Collect all lines from the records below that include the word "logo".

-----

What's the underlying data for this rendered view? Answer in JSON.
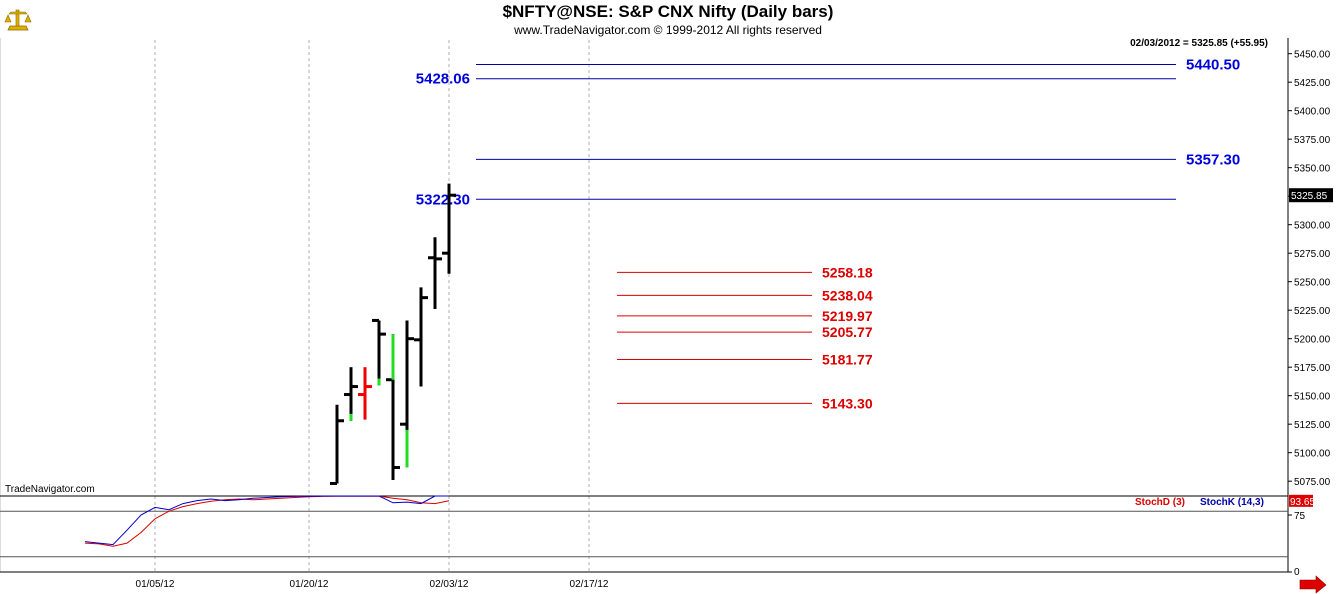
{
  "header": {
    "title": "$NFTY@NSE:  S&P CNX Nifty  (Daily bars)",
    "subtitle": "www.TradeNavigator.com © 1999-2012 All rights reserved",
    "readout": "02/03/2012 = 5325.85 (+55.95)"
  },
  "watermark": "TradeNavigator.com",
  "logo": {
    "icon": "trade-navigator-logo-icon",
    "color": "#e0b000"
  },
  "scroll": {
    "icon": "right-arrow-icon",
    "color": "#dd0000"
  },
  "chart_data": [
    {
      "type": "ohlc",
      "title": "$NFTY@NSE:  S&P CNX Nifty  (Daily bars)",
      "ylim": [
        5062,
        5462
      ],
      "y_ticks": [
        "5450.00",
        "5425.00",
        "5400.00",
        "5375.00",
        "5350.00",
        "5325.00",
        "5300.00",
        "5275.00",
        "5250.00",
        "5225.00",
        "5200.00",
        "5175.00",
        "5150.00",
        "5125.00",
        "5100.00",
        "5075.00"
      ],
      "y_tick_values": [
        5450,
        5425,
        5400,
        5375,
        5350,
        5325,
        5300,
        5275,
        5250,
        5225,
        5200,
        5175,
        5150,
        5125,
        5100,
        5075
      ],
      "x_ticks": [
        {
          "label": "01/05/12",
          "date": "2012-01-05"
        },
        {
          "label": "01/20/12",
          "date": "2012-01-20"
        },
        {
          "label": "02/03/12",
          "date": "2012-02-03"
        },
        {
          "label": "02/17/12",
          "date": "2012-02-17"
        }
      ],
      "last_value_label": "5325.85",
      "bars": [
        {
          "date": "2012-01-24",
          "open": 5073,
          "high": 5142,
          "low": 5073,
          "close": 5128,
          "color": "#000000"
        },
        {
          "date": "2012-01-25",
          "open": 5151,
          "high": 5175,
          "low": 5128,
          "close": 5158,
          "color": "#000000"
        },
        {
          "date": "2012-01-26",
          "open": 5151,
          "high": 5175,
          "low": 5129,
          "close": 5158,
          "color": "#ee0000"
        },
        {
          "date": "2012-01-27",
          "open": 5216,
          "high": 5216,
          "low": 5159,
          "close": 5204,
          "color": "#000000"
        },
        {
          "date": "2012-01-30",
          "open": 5164,
          "high": 5204,
          "low": 5076,
          "close": 5087,
          "color": "#000000"
        },
        {
          "date": "2012-01-31",
          "open": 5125,
          "high": 5216,
          "low": 5087,
          "close": 5200,
          "color": "#000000"
        },
        {
          "date": "2012-02-01",
          "open": 5199,
          "high": 5245,
          "low": 5158,
          "close": 5236,
          "color": "#000000"
        },
        {
          "date": "2012-02-02",
          "open": 5271,
          "high": 5289,
          "low": 5226,
          "close": 5270,
          "color": "#000000"
        },
        {
          "date": "2012-02-03",
          "open": 5275,
          "high": 5336,
          "low": 5257,
          "close": 5325.85,
          "color": "#000000"
        }
      ],
      "green_segments": [
        {
          "date": "2012-01-25",
          "from": 5128,
          "to": 5134
        },
        {
          "date": "2012-01-27",
          "from": 5159,
          "to": 5165
        },
        {
          "date": "2012-01-30",
          "from": 5164,
          "to": 5204
        },
        {
          "date": "2012-01-31",
          "from": 5087,
          "to": 5120
        }
      ],
      "levels": [
        {
          "value": 5440.5,
          "label": "5440.50",
          "color": "#0000aa",
          "text_color": "#0000dd",
          "from_date": "2012-01-20",
          "to_date": "2012-02-17",
          "label_side": "right"
        },
        {
          "value": 5428.06,
          "label": "5428.06",
          "color": "#0000aa",
          "text_color": "#0000dd",
          "from_date": "2012-01-20",
          "to_date": "2012-02-17",
          "label_side": "left"
        },
        {
          "value": 5357.3,
          "label": "5357.30",
          "color": "#0000aa",
          "text_color": "#0000dd",
          "from_date": "2012-01-20",
          "to_date": "2012-02-17",
          "label_side": "right"
        },
        {
          "value": 5322.3,
          "label": "5322.30",
          "color": "#0000aa",
          "text_color": "#0000dd",
          "from_date": "2012-01-20",
          "to_date": "2012-02-17",
          "label_side": "left"
        },
        {
          "value": 5258.18,
          "label": "5258.18",
          "color": "#dd0000",
          "text_color": "#dd0000",
          "from_date": "2012-01-30",
          "to_date": "2012-02-07",
          "label_side": "right"
        },
        {
          "value": 5238.04,
          "label": "5238.04",
          "color": "#dd0000",
          "text_color": "#dd0000",
          "from_date": "2012-01-30",
          "to_date": "2012-02-07",
          "label_side": "right"
        },
        {
          "value": 5219.97,
          "label": "5219.97",
          "color": "#dd0000",
          "text_color": "#dd0000",
          "from_date": "2012-01-30",
          "to_date": "2012-02-07",
          "label_side": "right"
        },
        {
          "value": 5205.77,
          "label": "5205.77",
          "color": "#dd0000",
          "text_color": "#dd0000",
          "from_date": "2012-01-30",
          "to_date": "2012-02-07",
          "label_side": "right"
        },
        {
          "value": 5181.77,
          "label": "5181.77",
          "color": "#dd0000",
          "text_color": "#dd0000",
          "from_date": "2012-01-30",
          "to_date": "2012-02-07",
          "label_side": "right"
        },
        {
          "value": 5143.3,
          "label": "5143.30",
          "color": "#dd0000",
          "text_color": "#dd0000",
          "from_date": "2012-01-30",
          "to_date": "2012-02-07",
          "label_side": "right"
        }
      ],
      "grid": true,
      "grid_style": "vertical dashed at x ticks"
    },
    {
      "type": "line",
      "title": "",
      "ylim": [
        0,
        100
      ],
      "y_ticks": [
        "75",
        "0"
      ],
      "y_tick_values": [
        75,
        0
      ],
      "ref_lines": [
        80,
        20
      ],
      "legend": [
        "StochD (3)",
        "StochK (14,3)"
      ],
      "legend_position": "top-right",
      "last_value_label": "93.65",
      "last_value_color": "#dd0000",
      "series": [
        {
          "name": "StochD (3)",
          "color": "#dd0000",
          "points": [
            [
              "2011-12-29",
              38
            ],
            [
              "2011-12-30",
              37
            ],
            [
              "2012-01-02",
              34
            ],
            [
              "2012-01-03",
              38
            ],
            [
              "2012-01-04",
              52
            ],
            [
              "2012-01-05",
              70
            ],
            [
              "2012-01-06",
              80
            ],
            [
              "2012-01-09",
              86
            ],
            [
              "2012-01-10",
              90
            ],
            [
              "2012-01-11",
              93
            ],
            [
              "2012-01-12",
              95
            ],
            [
              "2012-01-13",
              96
            ],
            [
              "2012-01-16",
              95
            ],
            [
              "2012-01-17",
              96
            ],
            [
              "2012-01-18",
              97
            ],
            [
              "2012-01-19",
              98
            ],
            [
              "2012-01-20",
              99
            ],
            [
              "2012-01-23",
              99.5
            ],
            [
              "2012-01-24",
              99.7
            ],
            [
              "2012-01-25",
              99.8
            ],
            [
              "2012-01-27",
              99.9
            ],
            [
              "2012-01-30",
              97
            ],
            [
              "2012-01-31",
              95
            ],
            [
              "2012-02-01",
              91
            ],
            [
              "2012-02-02",
              90
            ],
            [
              "2012-02-03",
              93.65
            ]
          ]
        },
        {
          "name": "StochK (14,3)",
          "color": "#0000cc",
          "points": [
            [
              "2011-12-29",
              40
            ],
            [
              "2011-12-30",
              38
            ],
            [
              "2012-01-02",
              36
            ],
            [
              "2012-01-03",
              55
            ],
            [
              "2012-01-04",
              75
            ],
            [
              "2012-01-05",
              85
            ],
            [
              "2012-01-06",
              82
            ],
            [
              "2012-01-09",
              90
            ],
            [
              "2012-01-10",
              94
            ],
            [
              "2012-01-11",
              96
            ],
            [
              "2012-01-12",
              94
            ],
            [
              "2012-01-13",
              95
            ],
            [
              "2012-01-16",
              97
            ],
            [
              "2012-01-17",
              98
            ],
            [
              "2012-01-18",
              99
            ],
            [
              "2012-01-19",
              99.5
            ],
            [
              "2012-01-20",
              99.8
            ],
            [
              "2012-01-23",
              100
            ],
            [
              "2012-01-24",
              100
            ],
            [
              "2012-01-25",
              100
            ],
            [
              "2012-01-27",
              100
            ],
            [
              "2012-01-30",
              91
            ],
            [
              "2012-01-31",
              92
            ],
            [
              "2012-02-01",
              90
            ],
            [
              "2012-02-02",
              100
            ],
            [
              "2012-02-03",
              100
            ]
          ]
        }
      ]
    }
  ]
}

-----

▶ THE RESULT
  "logo": {
    "icon": "trade-navigator-logo-icon",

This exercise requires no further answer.